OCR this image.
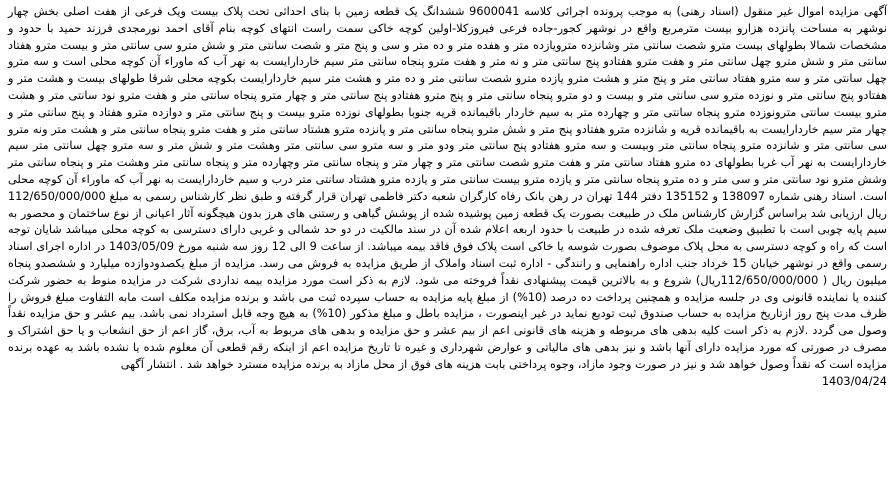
آگهی مزایده اموال غیر منقول (اسناد رهنی) به موجب پرونده اجرائی کلاسه 9600041 ششدانگ یک قطعه زمین با بنای احداثی تحت پلاک بیست ویک فرعی از هفت اصلی بخش چهار نوشهر به مساحت پانزده هزارو بیست مترمربع واقع در نوشهر کجور-جاده فرعی فیروزکلا-اولین کوچه خاکی سمت راست انتهای کوچه بنام آقای احمد نورمجدی فرزند حمید با حدود و مشخصات شمالا بطولهای بیست مترو شصت سانتی متر وشانزده مترویازده متر و هفده متر و ده متر و سی و پنج متر و شصت سانتی متر و شش مترو سی سانتی متر و بیست مترو هفتاد سانتی متر و شش مترو چهل سانتی متر و هفت مترو هفتادو پنج سانتی متر و نه متر و هفت مترو پنجاه سانتی متر سیم خاردارایست به نهر آب که ماوراء آن کوچه محلی است و سه مترو چهل سانتی متر و سه مترو هفتاد سانتی متر و پنج متر و هشت مترو یازده مترو شصت سانتی متر و ده متر و هشت متر سیم خاردارایست بکوچه محلی شرقا طولهای بیست و هشت متر و هفتادو پنج سانتی متر و نوزده مترو سی سانتی متر و بیست و دو مترو پنجاه سانتی متر و پنج مترو هفتادو پنج سانتی متر و چهار مترو پنجاه سانتی متر و هفت مترو نود سانتی متر و هشت مترو بیست سانتی مترونوزده مترو پنجاه سانتی متر و چهارده متر به سیم خاردار باقیمانده قریه جنوبا بطولهای نوزده مترو بیست و پنج سانتی متر و دوازده مترو هفتاد و پنج سانتی متر و چهار متر سیم خاردارایست به باقیمانده قریه و شانزده مترو هفتادو پنج متر و شش مترو پنجاه سانتی متر و پانزده مترو هشتاد سانتی متر و هفت مترو پنجاه سانتی متر و هشت متر ونه مترو سی سانتی متر و شانزده مترو پنجاه سانتی متر وبیست و سه مترو هفتادو پنج سانتی متر ودو متر و سه مترو سی سانتی متر وهشت متر و شش متر و سه مترو چهل سانتی متر سیم خاردارایست به نهر آب غربا بطولهای ده مترو هفتاد سانتی متر و هفت مترو شصت سانتی متر و چهار متر و پنجاه سانتی متر وچهارده متر و پنجاه سانتی متر وهشت متر و پنجاه سانتی متر وشش مترو نود سانتی متر و سی متر و ده مترو پنجاه سانتی متر و یازده مترو بیست سانتی متر و یازده مترو هشتاد سانتی متر درب و سیم خاردارایست به نهر آب که ماوراء آن کوچه محلی است. اسناد رهنی شماره 138097 و 135152 دفتر 144 تهران در رهن بانک رفاه کارگران شعبه دکتر فاطمی تهران قرار گرفته و طبق نظر کارشناس رسمی به مبلغ 112/650/000/000 ریال ارزیابی شد براساس گزارش کارشناس ملک در طبیعت بصورت یک قطعه زمین پوشیده شده از پوشش گیاهی و رستنی های هرز بدون هیچگونه آثار اعیانی از نوع ساختمان و محصور به سیم پایه چوبی است با تطبیق وضعیت ملک تعرفه شده در طبیعت با حدود اربعه اعلام شده آن در سند مالکیت در دو حد شمالی و غربی دارای دسترسی به کوچه محلی میباشد شایان توجه است که راه و کوچه دسترسی به محل پلاک موصوف بصورت شوسه یا خاکی است پلاک فوق فاقد بیمه میباشد. از ساعت 9 الی 12 روز سه شنبه مورخ 1403/05/09 در اداره اجرای اسناد رسمی واقع در نوشهر خیابان 15 خرداد جنب اداره راهنمایی و رانندگی - اداره ثبت اسناد واملاک از طریق مزایده به فروش می رسد. مزایده از مبلغ یکصدودوازده میلیارد و ششصدو پنجاه میلیون ریال ( 112/650/000/000ریال) شروع و به بالاترین قیمت پیشنهادی نقداً فروخته می شود. لازم به ذکر است مورد مزایده بیمه نداردی شرکت در مزایده منوط به حضور شرکت کننده یا نماینده قانونی وی در جلسه مزایده و همچنین پرداخت ده درصد (10%) از مبلغ پایه مزایده به حساب سپرده ثبت می باشد و برنده مزایده مکلف است مابه التفاوت مبلغ فروش را ظرف مدت پنج روز ازتاریخ مزایده به حساب صندوق ثبت تودیع نماید در غیر اینصورت ، مزایده باطل و مبلغ مذکور (10%) به هیچ وجه قابل استرداد نمی باشد. بیم عشر و حق مزایده نقداً وصول می گردد .لازم به ذکر است کلیه بدهی های مربوطه و هزینه های قانونی اعم از بیم عشر و حق مزایده و بدهی های مربوط به آب، برق، گاز اعم از حق انشعاب و یا حق اشتراک و مصرف در صورتی که مورد مزایده دارای آنها باشد و نیز بدهی های مالیاتی و عوارض شهرداری و غیره تا تاریخ مزایده اعم از اینکه رقم قطعی آن معلوم شده یا نشده باشد به عهده برنده مزایده است که نقداً وصول خواهد شد و نیز در صورت وجود مازاد، وجوه پرداختی بابت هزینه های فوق از محل مازاد به برنده مزایده مسترد خواهد شد . انتشار آگهی

1403/04/24
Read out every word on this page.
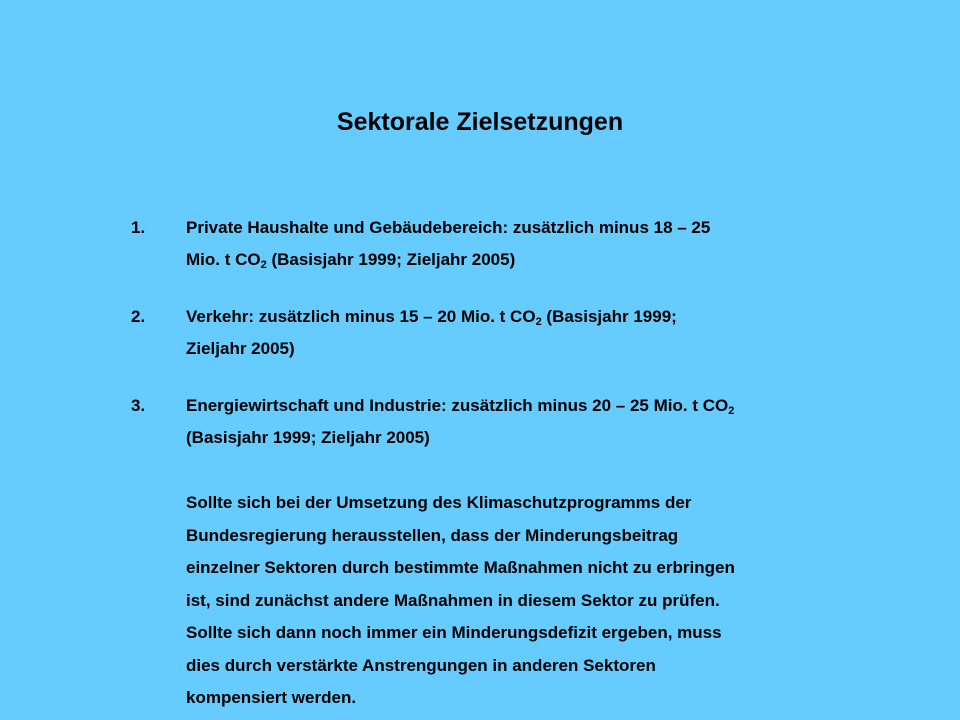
Sektorale Zielsetzungen
1. Private Haushalte und Gebäudebereich: zusätzlich minus 18 – 25
Mio. t $CO_2$ (Basisjahr 1999; Zieljahr 2005)
2. Verkehr: zusätzlich minus 15 – 20 Mio. t $CO_2$ (Basisjahr 1999;
Zieljahr 2005)
3. Energiewirtschaft und Industrie: zusätzlich minus 20 – 25 Mio. t $CO_2$
(Basisjahr 1999; Zieljahr 2005)

Sollte sich bei der Umsetzung des Klimaschutzprogramms der
Bundesregierung herausstellen, dass der Minderungsbeitrag
einzelner Sektoren durch bestimmte Maßnahmen nicht zu erbringen
ist, sind zunächst andere Maßnahmen in diesem Sektor zu prüfen.
Sollte sich dann noch immer ein Minderungsdefizit ergeben, muss
dies durch verstärkte Anstrengungen in anderen Sektoren
kompensiert werden.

☆ ☆ ☆ ☆ ☆

(DIRECTIVE): Collect each line holding the string "minus".

(CORRECT ANSWER):
1. Private Haushalte und Gebäudebereich: zusätzlich minus 18 – 25
2. Verkehr: zusätzlich minus 15 – 20 Mio. t $CO_2$ (Basisjahr 1999;
3. Energiewirtschaft und Industrie: zusätzlich minus 20 – 25 Mio. t $CO_2$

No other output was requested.